Given problem - Gather every line from the entries below that includes "Andelen".

Data for this task -

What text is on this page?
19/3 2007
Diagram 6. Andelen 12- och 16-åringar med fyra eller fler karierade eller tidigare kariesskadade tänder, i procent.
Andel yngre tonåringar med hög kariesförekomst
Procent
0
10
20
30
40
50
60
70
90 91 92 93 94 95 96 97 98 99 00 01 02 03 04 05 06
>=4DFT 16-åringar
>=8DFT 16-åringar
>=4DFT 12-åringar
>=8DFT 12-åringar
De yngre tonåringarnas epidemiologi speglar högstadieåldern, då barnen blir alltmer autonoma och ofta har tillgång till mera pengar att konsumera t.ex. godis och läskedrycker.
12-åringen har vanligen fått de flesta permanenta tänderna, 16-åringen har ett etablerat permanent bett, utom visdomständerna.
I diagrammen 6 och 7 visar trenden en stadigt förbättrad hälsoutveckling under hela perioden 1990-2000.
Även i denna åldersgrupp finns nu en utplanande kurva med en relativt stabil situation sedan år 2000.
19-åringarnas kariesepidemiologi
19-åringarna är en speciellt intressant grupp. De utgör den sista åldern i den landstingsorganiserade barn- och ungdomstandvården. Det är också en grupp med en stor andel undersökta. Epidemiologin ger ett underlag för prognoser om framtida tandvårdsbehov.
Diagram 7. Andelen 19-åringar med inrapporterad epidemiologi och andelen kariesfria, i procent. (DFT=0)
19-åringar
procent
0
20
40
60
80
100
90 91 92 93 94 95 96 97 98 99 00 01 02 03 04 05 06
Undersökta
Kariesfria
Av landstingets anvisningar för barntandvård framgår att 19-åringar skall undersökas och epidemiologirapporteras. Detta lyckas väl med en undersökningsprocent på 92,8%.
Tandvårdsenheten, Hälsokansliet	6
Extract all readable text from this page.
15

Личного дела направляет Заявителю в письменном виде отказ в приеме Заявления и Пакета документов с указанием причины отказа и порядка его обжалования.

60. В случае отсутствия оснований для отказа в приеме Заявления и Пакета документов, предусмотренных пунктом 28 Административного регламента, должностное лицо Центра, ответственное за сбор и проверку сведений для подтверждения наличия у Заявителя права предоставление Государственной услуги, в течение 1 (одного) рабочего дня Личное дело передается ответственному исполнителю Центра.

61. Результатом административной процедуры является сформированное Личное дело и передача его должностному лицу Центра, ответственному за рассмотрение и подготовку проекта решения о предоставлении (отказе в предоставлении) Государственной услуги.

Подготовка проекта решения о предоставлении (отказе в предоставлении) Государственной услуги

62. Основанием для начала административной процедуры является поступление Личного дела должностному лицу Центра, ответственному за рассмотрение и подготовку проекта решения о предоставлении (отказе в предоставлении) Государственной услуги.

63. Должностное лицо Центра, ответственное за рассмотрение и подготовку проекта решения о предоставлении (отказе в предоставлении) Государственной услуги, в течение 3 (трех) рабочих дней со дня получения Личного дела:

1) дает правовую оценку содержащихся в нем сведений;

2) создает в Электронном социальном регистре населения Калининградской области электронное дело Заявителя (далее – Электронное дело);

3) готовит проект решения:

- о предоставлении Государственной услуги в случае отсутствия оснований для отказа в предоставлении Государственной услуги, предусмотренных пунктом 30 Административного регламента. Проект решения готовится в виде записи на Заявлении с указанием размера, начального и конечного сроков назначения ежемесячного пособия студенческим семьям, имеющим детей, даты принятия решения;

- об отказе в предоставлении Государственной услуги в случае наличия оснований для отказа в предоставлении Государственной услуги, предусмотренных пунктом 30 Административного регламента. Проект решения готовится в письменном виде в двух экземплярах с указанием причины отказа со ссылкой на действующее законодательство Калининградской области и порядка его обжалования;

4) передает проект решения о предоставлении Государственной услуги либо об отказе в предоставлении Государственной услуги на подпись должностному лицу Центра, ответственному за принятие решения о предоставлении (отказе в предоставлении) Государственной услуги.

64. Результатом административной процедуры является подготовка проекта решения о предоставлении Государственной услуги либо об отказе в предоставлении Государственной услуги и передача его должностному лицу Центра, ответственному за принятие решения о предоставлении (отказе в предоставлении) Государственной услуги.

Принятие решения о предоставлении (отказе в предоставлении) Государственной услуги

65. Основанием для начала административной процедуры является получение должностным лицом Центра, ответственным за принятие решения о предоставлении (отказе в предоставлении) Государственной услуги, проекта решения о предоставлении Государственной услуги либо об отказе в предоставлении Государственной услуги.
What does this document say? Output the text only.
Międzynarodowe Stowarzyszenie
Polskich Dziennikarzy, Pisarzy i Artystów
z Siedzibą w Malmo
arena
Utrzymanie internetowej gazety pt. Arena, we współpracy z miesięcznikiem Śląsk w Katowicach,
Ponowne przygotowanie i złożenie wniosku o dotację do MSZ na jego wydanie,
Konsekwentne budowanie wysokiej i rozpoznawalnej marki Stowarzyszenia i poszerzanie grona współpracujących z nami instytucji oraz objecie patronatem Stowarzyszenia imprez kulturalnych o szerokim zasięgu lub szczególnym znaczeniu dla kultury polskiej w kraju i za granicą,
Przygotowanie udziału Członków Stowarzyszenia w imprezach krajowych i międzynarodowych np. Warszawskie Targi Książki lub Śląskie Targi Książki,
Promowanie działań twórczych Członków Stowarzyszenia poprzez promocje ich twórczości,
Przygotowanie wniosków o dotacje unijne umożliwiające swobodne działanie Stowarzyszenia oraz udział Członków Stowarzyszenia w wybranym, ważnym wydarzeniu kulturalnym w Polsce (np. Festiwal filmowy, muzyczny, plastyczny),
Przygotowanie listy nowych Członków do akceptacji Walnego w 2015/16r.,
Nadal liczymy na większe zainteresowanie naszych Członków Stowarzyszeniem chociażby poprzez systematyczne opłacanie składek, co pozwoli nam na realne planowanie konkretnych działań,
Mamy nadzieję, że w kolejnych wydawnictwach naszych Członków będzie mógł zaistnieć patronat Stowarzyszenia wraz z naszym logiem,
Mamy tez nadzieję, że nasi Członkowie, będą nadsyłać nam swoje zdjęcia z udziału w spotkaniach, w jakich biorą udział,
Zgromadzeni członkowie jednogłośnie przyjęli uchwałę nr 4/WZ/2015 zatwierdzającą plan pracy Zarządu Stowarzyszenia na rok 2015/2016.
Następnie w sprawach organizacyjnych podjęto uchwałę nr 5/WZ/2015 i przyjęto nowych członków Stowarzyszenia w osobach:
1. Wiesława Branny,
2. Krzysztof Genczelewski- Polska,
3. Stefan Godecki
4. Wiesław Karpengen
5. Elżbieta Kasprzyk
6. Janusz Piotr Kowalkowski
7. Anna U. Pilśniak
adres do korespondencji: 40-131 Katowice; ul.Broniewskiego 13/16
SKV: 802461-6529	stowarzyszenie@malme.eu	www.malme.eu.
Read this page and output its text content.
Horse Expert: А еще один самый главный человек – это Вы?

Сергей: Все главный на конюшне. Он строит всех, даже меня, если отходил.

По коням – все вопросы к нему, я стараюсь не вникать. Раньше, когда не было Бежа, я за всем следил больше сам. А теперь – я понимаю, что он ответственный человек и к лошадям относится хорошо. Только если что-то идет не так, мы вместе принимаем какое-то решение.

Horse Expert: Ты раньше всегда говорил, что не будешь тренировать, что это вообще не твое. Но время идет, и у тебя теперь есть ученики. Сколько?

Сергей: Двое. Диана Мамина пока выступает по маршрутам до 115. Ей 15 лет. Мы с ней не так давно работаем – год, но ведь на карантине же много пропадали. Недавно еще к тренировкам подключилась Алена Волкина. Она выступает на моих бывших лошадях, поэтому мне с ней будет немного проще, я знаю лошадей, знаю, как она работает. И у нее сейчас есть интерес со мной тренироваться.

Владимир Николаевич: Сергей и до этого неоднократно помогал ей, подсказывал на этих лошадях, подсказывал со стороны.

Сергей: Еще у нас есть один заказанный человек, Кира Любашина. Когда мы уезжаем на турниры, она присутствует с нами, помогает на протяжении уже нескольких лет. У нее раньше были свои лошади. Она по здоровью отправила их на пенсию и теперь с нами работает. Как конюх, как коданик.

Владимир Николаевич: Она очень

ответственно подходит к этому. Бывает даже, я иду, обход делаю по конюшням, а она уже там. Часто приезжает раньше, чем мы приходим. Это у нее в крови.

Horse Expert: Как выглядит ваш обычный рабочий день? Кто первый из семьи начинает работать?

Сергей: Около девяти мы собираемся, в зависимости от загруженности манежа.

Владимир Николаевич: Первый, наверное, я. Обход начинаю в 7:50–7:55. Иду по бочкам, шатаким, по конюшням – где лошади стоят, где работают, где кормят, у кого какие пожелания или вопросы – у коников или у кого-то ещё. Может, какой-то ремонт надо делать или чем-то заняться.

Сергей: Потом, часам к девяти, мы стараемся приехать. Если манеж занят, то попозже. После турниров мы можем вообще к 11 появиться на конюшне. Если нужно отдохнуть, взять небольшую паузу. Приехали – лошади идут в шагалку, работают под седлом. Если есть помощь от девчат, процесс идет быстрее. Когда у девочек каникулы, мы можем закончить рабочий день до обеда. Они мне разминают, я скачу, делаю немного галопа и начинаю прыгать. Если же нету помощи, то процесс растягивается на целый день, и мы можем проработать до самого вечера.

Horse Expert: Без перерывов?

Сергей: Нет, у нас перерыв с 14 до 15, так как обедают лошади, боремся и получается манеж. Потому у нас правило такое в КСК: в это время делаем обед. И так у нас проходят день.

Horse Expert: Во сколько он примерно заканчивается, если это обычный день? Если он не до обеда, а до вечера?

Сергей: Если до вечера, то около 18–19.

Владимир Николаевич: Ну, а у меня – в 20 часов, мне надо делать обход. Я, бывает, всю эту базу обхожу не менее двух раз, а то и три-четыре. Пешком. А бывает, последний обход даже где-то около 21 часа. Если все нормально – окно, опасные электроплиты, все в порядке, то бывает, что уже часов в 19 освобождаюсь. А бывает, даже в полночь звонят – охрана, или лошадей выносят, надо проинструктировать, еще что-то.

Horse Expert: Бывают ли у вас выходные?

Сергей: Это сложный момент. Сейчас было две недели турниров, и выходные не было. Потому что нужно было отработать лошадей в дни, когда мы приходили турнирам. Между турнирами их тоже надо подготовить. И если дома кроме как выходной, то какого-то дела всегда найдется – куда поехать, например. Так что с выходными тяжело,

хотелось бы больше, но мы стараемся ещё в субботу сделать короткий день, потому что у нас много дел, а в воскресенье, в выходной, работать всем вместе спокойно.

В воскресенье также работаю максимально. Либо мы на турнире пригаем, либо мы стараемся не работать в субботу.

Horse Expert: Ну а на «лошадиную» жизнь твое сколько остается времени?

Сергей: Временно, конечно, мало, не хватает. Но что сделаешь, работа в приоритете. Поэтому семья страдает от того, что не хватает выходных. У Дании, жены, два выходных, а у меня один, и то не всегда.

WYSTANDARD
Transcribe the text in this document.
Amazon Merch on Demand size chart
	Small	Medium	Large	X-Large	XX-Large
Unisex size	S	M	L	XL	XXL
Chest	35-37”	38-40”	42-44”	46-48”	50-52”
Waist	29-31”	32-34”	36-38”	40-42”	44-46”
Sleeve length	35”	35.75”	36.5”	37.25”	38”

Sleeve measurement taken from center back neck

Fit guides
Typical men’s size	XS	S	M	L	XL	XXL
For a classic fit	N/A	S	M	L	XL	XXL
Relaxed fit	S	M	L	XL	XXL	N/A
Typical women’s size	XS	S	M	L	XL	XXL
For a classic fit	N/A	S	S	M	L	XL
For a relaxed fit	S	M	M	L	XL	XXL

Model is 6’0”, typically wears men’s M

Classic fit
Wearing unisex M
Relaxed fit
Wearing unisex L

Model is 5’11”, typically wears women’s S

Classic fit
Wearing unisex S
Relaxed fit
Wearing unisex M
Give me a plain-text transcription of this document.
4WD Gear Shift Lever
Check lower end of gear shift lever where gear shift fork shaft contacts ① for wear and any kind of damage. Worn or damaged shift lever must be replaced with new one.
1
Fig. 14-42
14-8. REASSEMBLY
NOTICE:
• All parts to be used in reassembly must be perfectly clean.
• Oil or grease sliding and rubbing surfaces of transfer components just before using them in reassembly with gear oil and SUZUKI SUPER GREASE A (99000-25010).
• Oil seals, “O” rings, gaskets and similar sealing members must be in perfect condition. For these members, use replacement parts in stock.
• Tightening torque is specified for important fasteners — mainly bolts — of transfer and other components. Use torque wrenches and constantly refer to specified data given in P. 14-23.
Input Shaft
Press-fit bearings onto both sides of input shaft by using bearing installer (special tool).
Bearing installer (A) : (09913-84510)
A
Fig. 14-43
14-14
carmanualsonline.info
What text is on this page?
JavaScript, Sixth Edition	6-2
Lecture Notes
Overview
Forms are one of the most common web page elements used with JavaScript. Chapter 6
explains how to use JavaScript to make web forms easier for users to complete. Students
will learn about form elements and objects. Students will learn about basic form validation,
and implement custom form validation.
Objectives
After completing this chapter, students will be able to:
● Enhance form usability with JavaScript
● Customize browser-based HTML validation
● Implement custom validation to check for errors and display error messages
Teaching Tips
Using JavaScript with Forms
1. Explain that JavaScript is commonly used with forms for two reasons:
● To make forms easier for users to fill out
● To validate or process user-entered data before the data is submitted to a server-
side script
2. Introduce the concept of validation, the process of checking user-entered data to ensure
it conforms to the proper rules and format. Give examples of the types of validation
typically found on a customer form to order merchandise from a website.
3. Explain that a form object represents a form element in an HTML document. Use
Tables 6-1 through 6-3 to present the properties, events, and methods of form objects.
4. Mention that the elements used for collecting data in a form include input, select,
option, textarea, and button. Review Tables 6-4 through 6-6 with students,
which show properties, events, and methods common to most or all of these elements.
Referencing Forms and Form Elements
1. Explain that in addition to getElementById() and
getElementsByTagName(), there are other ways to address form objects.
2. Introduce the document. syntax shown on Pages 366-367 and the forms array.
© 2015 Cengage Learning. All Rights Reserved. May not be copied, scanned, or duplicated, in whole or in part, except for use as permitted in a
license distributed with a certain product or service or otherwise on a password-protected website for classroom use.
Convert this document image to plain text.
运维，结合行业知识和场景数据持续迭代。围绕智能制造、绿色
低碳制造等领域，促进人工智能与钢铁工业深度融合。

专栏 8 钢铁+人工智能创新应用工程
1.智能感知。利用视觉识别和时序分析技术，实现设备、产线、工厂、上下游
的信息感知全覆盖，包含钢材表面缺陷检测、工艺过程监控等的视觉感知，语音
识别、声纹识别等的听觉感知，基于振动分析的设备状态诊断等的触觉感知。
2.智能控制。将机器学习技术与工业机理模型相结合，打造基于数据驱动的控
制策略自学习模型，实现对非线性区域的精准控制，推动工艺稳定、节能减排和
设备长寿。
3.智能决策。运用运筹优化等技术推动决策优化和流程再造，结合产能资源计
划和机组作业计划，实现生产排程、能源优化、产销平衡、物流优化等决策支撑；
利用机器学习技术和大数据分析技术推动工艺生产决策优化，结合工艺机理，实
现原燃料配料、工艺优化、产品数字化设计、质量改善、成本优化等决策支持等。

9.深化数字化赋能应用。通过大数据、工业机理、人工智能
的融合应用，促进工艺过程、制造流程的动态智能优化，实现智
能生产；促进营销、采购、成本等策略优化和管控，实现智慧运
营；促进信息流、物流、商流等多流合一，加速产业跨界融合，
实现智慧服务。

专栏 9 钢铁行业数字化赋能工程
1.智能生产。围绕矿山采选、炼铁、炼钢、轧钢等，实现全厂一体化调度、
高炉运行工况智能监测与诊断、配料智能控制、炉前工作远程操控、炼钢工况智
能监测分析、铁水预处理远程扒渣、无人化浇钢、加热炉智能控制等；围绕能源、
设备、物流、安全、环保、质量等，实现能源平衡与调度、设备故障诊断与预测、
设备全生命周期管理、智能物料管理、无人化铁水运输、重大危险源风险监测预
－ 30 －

The completed task -
Diagram 6. Andelen 12- och 16-åringar med fyra eller fler karierade eller tidigare kariesskadade tänder, i procent.
Diagram 7. Andelen 19-åringar med inrapporterad epidemiologi och andelen kariesfria, i procent. (DFT=0)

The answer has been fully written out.